(Entries with figure data)
-*-*-

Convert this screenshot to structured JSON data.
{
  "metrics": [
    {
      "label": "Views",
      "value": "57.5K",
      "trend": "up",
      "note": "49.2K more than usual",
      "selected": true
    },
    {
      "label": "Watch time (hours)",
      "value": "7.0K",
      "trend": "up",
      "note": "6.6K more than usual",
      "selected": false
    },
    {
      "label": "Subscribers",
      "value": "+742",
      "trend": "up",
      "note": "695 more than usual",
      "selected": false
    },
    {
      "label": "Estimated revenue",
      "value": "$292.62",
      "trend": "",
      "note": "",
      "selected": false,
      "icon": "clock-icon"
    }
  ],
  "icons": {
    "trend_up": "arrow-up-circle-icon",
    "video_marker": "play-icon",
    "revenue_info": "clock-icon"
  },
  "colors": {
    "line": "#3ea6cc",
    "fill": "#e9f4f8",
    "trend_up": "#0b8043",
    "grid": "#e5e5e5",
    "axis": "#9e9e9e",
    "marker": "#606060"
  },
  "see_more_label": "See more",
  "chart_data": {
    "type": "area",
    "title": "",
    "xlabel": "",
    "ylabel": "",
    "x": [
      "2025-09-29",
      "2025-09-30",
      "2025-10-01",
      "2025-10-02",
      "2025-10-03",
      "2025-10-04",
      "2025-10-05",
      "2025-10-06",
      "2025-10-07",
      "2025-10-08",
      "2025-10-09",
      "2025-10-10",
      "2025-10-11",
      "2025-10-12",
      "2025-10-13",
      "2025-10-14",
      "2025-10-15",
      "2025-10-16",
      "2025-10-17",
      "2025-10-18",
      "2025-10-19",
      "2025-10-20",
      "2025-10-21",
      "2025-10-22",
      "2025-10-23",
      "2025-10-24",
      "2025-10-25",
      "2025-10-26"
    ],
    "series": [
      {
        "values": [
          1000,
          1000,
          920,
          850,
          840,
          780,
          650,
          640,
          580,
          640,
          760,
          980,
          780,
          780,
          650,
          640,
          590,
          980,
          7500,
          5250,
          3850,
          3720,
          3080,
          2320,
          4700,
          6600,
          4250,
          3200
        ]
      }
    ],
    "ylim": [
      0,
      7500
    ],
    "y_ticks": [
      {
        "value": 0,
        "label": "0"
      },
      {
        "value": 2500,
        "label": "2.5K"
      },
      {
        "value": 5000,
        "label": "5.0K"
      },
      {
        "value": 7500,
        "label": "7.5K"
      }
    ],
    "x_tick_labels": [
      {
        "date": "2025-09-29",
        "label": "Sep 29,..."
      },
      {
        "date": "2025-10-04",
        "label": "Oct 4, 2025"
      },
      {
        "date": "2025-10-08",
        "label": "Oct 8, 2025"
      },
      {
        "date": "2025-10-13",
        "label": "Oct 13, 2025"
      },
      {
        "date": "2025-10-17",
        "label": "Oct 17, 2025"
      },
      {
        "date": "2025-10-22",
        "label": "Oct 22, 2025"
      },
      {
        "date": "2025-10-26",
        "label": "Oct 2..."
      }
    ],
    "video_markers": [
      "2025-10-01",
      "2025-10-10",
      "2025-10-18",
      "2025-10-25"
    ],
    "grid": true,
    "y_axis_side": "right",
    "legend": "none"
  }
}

-*-*-

Determine the number of lines in these entries that contain the word "clock", and write only that number.

2